Stored data:
--- Start ---
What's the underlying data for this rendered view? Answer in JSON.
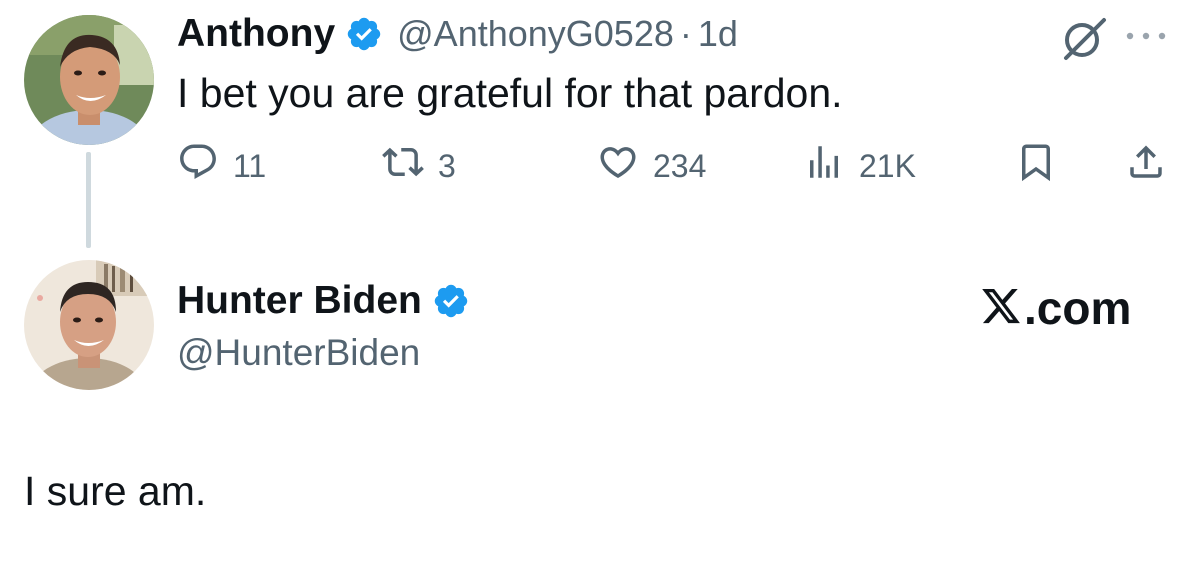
{
  "tweet1": {
    "author_name": "Anthony",
    "handle": "@AnthonyG0528",
    "separator": "·",
    "time": "1d",
    "text": "I bet you are grateful for that pardon.",
    "metrics": {
      "replies": "11",
      "reposts": "3",
      "likes": "234",
      "views": "21K"
    }
  },
  "tweet2": {
    "author_name": "Hunter Biden",
    "handle": "@HunterBiden",
    "text": "I sure am.",
    "brand_text": ".com"
  },
  "colors": {
    "verified_blue": "#1d9bf0",
    "text_primary": "#0f1419",
    "text_secondary": "#536471",
    "thread_line": "#cfd9de"
  },
  "icons": [
    "verified-badge-icon",
    "grok-icon",
    "more-icon",
    "reply-icon",
    "repost-icon",
    "like-icon",
    "views-icon",
    "bookmark-icon",
    "share-icon",
    "x-logo-icon"
  ]
}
--- End ---
* _REQUIRED TASK_
Each record above is to be restated exactly, with its pictures removed from the copy.

* _REPLY TO THE EXERCISE_
What's the underlying data for this rendered view? Answer in JSON.
{
  "tweet1": {
    "author_name": "Anthony",
    "handle": "@AnthonyG0528",
    "separator": "·",
    "time": "1d",
    "text": "I bet you are grateful for that pardon.",
    "metrics": {
      "replies": "11",
      "reposts": "3",
      "likes": "234",
      "views": "21K"
    }
  },
  "tweet2": {
    "author_name": "Hunter Biden",
    "handle": "@HunterBiden",
    "text": "I sure am.",
    "brand_text": ".com"
  },
  "colors": {
    "verified_blue": "#1d9bf0",
    "text_primary": "#0f1419",
    "text_secondary": "#536471",
    "thread_line": "#cfd9de"
  },
  "icons": [
    "verified-badge-icon",
    "grok-icon",
    "more-icon",
    "reply-icon",
    "repost-icon",
    "like-icon",
    "views-icon",
    "bookmark-icon",
    "share-icon",
    "x-logo-icon"
  ]
}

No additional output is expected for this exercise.